▼

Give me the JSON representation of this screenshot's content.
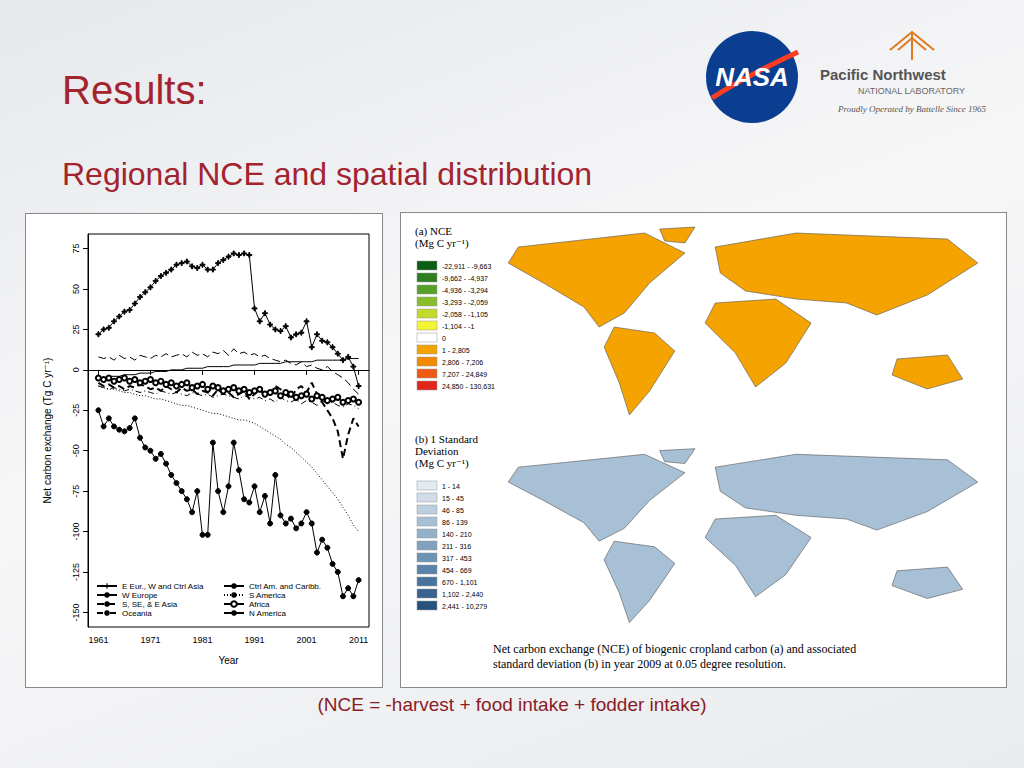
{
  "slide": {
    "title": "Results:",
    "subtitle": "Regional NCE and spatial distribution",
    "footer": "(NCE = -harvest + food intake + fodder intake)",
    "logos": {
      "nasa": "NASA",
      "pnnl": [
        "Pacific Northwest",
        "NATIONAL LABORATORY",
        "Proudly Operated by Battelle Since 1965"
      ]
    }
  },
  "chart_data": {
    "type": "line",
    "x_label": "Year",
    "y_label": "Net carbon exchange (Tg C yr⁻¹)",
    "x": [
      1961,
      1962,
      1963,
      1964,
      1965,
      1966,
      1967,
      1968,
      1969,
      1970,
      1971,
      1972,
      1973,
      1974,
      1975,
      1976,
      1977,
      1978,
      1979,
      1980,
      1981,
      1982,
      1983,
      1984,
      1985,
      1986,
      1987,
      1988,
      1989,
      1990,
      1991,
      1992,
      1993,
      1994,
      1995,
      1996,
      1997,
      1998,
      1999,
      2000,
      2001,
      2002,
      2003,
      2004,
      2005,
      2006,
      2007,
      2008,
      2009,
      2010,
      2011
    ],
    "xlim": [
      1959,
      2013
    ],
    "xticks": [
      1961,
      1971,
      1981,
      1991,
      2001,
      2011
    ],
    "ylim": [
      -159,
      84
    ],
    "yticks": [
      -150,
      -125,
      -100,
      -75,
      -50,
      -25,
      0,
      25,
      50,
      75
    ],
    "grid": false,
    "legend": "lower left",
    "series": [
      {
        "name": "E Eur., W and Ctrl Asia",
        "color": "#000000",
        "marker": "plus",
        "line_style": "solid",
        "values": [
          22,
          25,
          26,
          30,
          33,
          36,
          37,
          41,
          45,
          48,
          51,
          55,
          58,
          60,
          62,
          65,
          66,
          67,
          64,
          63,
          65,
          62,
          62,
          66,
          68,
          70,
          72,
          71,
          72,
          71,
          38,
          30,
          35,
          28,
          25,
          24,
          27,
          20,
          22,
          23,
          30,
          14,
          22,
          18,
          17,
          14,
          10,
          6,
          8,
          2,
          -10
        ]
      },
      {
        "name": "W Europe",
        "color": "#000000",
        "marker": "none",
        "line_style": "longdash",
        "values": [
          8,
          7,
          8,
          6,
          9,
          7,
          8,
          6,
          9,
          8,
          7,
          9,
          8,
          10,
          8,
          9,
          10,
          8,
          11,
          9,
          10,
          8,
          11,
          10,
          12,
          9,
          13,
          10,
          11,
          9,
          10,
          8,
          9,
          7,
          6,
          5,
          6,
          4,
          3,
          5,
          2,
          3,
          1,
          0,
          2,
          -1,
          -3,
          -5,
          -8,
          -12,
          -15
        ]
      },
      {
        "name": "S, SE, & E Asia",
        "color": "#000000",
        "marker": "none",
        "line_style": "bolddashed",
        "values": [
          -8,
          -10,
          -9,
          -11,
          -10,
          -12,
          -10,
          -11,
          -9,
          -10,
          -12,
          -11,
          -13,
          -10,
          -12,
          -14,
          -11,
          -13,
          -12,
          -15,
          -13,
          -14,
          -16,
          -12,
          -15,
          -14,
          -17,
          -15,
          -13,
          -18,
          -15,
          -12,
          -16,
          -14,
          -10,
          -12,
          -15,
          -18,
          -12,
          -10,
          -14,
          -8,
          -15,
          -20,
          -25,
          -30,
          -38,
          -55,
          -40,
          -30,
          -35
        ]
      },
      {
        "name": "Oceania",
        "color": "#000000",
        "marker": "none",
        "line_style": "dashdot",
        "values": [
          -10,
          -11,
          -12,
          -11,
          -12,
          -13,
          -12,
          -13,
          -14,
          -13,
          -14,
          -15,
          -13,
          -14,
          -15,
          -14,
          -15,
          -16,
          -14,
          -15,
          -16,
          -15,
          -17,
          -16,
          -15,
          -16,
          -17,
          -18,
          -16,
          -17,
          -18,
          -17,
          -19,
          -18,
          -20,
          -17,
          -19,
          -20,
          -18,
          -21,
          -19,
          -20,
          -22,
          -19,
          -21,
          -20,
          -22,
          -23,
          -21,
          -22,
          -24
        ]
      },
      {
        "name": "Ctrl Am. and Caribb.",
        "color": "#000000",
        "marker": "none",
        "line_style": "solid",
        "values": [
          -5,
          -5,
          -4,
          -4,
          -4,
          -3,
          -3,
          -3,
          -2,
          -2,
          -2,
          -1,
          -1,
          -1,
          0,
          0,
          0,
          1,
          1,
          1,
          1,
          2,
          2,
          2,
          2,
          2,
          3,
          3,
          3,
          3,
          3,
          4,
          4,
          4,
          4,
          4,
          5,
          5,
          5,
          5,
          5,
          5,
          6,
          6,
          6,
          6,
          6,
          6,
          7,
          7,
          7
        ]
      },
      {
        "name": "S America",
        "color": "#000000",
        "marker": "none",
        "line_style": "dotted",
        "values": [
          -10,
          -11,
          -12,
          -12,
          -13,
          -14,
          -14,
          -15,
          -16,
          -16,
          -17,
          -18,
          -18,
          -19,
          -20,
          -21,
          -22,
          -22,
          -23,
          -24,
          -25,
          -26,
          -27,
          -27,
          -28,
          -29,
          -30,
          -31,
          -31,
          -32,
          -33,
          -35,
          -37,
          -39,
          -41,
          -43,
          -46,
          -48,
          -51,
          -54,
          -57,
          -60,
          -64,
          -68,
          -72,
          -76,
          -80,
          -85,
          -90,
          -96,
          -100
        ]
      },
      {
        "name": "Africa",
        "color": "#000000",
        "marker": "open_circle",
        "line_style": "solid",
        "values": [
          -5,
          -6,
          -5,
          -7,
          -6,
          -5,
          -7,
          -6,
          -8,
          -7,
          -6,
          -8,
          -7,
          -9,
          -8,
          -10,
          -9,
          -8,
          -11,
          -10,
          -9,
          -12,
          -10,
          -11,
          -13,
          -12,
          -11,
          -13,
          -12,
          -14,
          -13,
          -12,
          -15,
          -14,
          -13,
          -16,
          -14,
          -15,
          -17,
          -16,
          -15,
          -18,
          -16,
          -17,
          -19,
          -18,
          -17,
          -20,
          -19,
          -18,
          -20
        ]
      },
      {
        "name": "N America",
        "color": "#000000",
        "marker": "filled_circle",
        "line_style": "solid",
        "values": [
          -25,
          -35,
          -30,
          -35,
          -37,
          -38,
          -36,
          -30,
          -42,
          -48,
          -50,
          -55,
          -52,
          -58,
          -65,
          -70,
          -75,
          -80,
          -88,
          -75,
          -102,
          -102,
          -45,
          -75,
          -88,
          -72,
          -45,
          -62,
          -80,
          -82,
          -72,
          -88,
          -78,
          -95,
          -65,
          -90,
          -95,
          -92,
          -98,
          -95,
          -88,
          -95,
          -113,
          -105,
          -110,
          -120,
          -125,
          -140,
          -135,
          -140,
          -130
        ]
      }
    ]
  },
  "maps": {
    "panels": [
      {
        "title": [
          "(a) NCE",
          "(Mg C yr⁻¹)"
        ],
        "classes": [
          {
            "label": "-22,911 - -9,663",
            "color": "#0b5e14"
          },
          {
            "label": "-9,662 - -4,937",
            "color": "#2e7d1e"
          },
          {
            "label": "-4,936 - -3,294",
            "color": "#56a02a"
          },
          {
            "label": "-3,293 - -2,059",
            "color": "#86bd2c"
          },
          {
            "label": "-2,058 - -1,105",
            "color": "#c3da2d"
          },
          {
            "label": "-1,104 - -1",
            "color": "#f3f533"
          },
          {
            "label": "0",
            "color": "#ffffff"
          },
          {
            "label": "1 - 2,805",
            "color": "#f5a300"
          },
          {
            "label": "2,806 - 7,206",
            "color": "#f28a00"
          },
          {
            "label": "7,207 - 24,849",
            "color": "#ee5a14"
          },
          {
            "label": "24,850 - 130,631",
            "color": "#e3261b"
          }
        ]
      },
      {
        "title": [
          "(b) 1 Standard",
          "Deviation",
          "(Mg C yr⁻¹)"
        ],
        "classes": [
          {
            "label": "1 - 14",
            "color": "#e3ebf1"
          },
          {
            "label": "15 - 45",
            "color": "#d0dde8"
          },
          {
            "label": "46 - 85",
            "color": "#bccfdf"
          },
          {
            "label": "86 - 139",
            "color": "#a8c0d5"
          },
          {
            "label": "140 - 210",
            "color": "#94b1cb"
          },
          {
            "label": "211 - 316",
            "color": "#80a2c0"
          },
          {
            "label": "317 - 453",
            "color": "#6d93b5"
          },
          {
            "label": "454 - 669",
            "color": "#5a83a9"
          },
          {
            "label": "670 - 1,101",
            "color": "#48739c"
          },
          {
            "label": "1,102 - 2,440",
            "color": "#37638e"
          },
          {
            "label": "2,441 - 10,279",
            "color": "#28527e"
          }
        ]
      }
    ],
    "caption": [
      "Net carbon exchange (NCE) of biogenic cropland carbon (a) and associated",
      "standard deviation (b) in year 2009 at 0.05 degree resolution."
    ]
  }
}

▲
▼

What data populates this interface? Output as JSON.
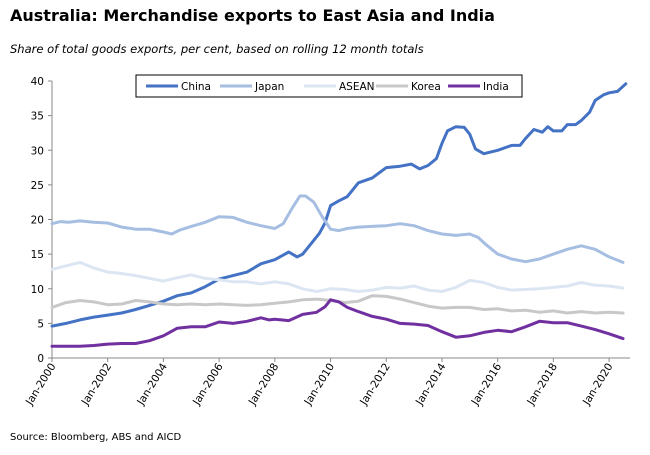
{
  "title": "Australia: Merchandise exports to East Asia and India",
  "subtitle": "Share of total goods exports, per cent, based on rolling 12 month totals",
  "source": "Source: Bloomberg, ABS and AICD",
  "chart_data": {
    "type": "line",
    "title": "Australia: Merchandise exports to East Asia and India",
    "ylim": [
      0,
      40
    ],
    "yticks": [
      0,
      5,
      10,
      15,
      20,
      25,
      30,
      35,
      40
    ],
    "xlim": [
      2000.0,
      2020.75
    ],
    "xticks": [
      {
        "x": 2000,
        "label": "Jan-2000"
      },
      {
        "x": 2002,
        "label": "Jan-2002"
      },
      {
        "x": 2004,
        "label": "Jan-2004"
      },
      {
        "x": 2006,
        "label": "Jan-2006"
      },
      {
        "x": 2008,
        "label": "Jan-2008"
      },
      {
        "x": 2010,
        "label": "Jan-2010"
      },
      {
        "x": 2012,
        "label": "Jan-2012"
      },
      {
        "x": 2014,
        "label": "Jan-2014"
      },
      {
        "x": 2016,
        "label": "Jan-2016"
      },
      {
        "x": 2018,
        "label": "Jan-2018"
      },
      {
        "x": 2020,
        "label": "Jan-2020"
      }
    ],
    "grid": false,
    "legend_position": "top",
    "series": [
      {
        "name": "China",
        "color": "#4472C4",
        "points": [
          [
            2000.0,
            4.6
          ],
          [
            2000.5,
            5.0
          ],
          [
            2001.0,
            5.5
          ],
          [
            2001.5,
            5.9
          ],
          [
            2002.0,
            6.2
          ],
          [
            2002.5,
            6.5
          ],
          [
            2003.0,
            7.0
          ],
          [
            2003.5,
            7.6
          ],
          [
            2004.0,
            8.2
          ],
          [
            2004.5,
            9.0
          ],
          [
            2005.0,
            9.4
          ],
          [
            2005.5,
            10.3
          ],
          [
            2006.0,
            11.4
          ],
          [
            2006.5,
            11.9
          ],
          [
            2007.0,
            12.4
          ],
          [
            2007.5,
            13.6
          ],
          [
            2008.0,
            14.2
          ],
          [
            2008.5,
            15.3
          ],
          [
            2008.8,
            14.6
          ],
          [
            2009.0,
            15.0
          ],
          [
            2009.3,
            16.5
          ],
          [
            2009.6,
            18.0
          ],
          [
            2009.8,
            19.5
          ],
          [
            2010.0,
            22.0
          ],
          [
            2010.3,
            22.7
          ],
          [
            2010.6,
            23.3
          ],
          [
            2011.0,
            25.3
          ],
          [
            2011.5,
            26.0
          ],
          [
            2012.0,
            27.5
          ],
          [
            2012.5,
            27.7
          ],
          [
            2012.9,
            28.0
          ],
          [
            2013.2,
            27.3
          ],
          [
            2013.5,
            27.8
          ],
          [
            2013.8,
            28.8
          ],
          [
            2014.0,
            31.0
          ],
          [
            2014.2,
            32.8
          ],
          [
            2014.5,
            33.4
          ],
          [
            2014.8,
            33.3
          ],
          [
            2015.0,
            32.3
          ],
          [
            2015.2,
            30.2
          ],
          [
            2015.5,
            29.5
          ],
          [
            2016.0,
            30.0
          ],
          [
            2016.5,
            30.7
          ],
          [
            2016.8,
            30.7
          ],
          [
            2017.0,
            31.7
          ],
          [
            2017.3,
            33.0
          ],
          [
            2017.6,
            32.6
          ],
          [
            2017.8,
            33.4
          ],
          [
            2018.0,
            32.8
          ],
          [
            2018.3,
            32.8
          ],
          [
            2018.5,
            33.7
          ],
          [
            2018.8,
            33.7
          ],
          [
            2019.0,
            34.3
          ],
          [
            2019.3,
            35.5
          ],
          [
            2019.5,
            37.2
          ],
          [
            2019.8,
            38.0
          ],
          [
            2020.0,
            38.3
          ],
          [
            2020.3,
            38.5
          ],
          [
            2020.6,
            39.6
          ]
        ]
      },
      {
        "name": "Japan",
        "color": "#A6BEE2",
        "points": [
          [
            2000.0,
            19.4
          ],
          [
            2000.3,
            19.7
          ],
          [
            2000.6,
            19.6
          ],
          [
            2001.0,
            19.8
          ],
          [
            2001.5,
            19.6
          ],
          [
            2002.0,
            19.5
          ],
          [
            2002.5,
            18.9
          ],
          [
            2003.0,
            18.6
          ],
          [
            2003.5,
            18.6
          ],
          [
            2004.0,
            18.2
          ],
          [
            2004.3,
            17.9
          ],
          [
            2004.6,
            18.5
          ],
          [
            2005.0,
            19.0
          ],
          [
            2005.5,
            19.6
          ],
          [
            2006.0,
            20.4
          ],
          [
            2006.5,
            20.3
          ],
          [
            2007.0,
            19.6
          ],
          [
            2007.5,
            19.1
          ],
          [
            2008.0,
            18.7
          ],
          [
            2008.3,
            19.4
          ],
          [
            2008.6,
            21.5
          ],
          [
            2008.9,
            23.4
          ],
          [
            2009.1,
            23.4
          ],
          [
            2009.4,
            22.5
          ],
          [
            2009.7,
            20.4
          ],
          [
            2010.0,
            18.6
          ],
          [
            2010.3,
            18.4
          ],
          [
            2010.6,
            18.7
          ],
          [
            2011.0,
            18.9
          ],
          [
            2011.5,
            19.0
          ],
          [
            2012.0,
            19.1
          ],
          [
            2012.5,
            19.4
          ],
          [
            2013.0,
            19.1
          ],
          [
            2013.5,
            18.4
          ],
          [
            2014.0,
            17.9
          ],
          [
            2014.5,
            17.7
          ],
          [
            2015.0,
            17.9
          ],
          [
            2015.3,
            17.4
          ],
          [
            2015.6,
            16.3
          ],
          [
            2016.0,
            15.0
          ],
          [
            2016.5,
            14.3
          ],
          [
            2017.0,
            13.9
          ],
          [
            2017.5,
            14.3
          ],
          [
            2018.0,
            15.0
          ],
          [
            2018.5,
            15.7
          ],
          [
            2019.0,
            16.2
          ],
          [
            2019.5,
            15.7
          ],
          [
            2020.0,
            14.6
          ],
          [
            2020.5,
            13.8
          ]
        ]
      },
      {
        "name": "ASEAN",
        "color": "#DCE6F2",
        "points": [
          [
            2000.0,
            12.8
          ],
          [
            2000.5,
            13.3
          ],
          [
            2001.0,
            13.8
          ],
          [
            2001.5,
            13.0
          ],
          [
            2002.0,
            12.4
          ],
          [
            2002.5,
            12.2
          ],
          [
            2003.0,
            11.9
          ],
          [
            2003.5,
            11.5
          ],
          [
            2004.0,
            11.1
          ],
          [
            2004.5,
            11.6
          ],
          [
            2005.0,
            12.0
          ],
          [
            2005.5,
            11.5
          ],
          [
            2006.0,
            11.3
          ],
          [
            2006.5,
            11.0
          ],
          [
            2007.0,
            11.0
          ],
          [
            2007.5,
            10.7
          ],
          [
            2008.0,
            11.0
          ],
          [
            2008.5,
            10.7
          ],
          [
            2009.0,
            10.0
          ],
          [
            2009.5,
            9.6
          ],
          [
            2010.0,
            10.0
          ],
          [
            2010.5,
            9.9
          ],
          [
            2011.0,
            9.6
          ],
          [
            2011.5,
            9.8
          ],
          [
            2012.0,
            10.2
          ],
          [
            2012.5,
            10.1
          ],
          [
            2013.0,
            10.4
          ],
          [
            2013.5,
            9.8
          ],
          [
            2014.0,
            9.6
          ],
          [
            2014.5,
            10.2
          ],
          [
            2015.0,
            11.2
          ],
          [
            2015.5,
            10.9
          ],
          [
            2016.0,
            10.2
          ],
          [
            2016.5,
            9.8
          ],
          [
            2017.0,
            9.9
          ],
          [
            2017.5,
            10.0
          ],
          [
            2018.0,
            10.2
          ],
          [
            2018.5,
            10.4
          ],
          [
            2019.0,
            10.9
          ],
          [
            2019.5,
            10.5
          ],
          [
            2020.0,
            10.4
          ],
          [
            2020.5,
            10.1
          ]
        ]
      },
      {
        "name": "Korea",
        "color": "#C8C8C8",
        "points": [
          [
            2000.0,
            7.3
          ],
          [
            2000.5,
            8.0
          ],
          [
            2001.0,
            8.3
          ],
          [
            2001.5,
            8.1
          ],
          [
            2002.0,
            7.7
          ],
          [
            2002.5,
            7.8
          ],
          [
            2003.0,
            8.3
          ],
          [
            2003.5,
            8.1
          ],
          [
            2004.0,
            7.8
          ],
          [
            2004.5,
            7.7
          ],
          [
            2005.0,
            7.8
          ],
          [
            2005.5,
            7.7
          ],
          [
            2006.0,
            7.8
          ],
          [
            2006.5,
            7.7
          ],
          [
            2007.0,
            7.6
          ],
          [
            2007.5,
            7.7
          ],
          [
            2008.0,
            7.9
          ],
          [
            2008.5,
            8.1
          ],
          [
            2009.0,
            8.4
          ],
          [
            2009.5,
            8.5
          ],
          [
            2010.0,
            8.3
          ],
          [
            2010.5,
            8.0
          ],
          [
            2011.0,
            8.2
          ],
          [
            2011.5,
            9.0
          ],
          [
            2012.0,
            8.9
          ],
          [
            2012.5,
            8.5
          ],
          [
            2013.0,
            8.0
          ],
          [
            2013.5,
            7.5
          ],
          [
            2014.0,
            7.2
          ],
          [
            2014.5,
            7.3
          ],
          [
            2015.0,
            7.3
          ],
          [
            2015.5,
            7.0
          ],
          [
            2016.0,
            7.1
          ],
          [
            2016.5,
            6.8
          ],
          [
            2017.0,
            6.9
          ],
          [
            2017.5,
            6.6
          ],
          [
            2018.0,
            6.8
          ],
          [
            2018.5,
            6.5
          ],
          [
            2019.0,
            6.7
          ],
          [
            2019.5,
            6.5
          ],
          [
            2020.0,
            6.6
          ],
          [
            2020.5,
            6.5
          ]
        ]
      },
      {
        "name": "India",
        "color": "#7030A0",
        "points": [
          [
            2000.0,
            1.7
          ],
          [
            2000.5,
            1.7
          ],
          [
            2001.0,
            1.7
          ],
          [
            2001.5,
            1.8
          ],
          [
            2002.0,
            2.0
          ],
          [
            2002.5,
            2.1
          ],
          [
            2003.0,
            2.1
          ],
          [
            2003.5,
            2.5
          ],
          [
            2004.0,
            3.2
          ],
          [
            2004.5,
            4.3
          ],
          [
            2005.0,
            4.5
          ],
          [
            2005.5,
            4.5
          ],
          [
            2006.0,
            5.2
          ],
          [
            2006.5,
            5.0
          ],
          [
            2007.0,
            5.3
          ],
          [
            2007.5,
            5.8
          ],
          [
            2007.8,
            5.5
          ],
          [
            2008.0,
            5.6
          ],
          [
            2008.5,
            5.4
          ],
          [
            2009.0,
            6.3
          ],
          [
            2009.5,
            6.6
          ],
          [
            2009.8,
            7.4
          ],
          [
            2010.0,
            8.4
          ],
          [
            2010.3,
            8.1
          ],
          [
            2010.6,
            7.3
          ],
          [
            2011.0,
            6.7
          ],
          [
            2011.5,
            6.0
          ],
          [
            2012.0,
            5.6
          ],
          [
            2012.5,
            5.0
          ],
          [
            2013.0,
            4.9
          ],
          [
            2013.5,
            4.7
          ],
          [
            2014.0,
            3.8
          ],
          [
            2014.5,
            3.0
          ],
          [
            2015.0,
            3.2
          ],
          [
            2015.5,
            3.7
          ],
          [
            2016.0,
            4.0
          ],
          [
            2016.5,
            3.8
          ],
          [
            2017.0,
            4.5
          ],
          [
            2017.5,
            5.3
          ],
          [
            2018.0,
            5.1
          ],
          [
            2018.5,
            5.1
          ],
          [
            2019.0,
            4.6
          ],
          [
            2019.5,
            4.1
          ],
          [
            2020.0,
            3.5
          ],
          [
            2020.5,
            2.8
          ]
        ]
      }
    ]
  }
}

▲

Given exercise: Tell how many lines of the material above hold "Ctrl", answering with a bare number.

Exercise solution: 2